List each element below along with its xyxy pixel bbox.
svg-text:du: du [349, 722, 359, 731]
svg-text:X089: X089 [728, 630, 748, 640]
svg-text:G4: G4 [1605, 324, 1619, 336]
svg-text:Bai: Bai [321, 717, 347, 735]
- - -
Consigne de l'exercice: Transcrivez ces lignes à l'identique, pour l'ensemble des enregistrements ci-dessus.

Réponse attendue:
List each element below along with its xyxy pixel bbox.
svg-text:du: du [349, 722, 359, 731]
svg-text:X089: X089 [728, 630, 748, 640]
svg-text:G4: G4 [1605, 324, 1619, 336]
svg-text:Bai: Bai [321, 717, 347, 735]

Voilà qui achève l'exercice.